→ Exercise details
For every line in the records that has the word "Skema", make a copy.

→ Data records
<<<<

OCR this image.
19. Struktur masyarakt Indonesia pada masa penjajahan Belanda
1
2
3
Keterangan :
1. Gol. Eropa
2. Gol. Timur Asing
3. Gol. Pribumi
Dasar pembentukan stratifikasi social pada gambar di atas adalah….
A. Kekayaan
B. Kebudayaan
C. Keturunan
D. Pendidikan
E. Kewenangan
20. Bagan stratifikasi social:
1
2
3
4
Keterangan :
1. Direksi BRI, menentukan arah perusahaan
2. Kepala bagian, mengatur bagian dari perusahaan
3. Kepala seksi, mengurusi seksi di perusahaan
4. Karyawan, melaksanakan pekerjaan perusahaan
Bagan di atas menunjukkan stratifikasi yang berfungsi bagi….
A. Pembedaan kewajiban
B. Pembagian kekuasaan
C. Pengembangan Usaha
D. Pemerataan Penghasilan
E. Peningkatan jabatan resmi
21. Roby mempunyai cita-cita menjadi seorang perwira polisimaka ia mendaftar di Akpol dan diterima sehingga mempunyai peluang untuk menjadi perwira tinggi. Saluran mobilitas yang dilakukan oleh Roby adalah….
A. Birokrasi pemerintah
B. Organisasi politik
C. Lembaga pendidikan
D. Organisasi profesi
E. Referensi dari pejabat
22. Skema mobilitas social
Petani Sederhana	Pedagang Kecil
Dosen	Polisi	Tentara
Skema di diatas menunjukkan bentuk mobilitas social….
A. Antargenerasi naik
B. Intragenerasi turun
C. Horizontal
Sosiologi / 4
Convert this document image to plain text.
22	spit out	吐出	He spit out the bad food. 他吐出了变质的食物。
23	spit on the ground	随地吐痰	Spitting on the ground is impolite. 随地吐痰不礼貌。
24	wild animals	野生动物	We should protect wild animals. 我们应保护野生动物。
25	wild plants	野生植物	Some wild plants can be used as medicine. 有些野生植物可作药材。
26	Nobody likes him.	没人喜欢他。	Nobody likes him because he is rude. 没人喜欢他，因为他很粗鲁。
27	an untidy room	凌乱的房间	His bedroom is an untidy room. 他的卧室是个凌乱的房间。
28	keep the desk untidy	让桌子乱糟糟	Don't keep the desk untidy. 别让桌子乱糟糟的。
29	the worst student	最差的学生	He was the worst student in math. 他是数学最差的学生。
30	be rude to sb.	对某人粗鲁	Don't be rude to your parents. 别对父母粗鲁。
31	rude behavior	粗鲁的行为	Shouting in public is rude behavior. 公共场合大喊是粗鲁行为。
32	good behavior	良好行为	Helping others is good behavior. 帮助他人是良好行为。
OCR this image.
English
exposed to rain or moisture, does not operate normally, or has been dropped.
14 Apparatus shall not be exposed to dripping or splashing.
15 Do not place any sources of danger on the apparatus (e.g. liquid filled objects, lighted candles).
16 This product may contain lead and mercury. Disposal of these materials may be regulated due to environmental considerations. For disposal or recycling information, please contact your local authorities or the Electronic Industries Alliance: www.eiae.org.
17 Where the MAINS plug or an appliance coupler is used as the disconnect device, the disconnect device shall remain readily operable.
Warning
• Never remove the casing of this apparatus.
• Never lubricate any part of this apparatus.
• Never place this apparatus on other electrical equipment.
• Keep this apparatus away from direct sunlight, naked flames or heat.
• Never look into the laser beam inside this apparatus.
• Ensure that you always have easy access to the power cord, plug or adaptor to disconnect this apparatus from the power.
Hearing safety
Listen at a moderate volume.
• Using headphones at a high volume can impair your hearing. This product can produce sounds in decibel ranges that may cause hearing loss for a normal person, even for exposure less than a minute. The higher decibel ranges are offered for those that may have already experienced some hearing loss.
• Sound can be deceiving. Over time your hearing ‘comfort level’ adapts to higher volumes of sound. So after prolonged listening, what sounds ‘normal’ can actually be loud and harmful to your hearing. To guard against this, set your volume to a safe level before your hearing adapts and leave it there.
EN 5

>>>>

→ Output for this exercise
22. Skema mobilitas social
Skema di diatas menunjukkan bentuk mobilitas social….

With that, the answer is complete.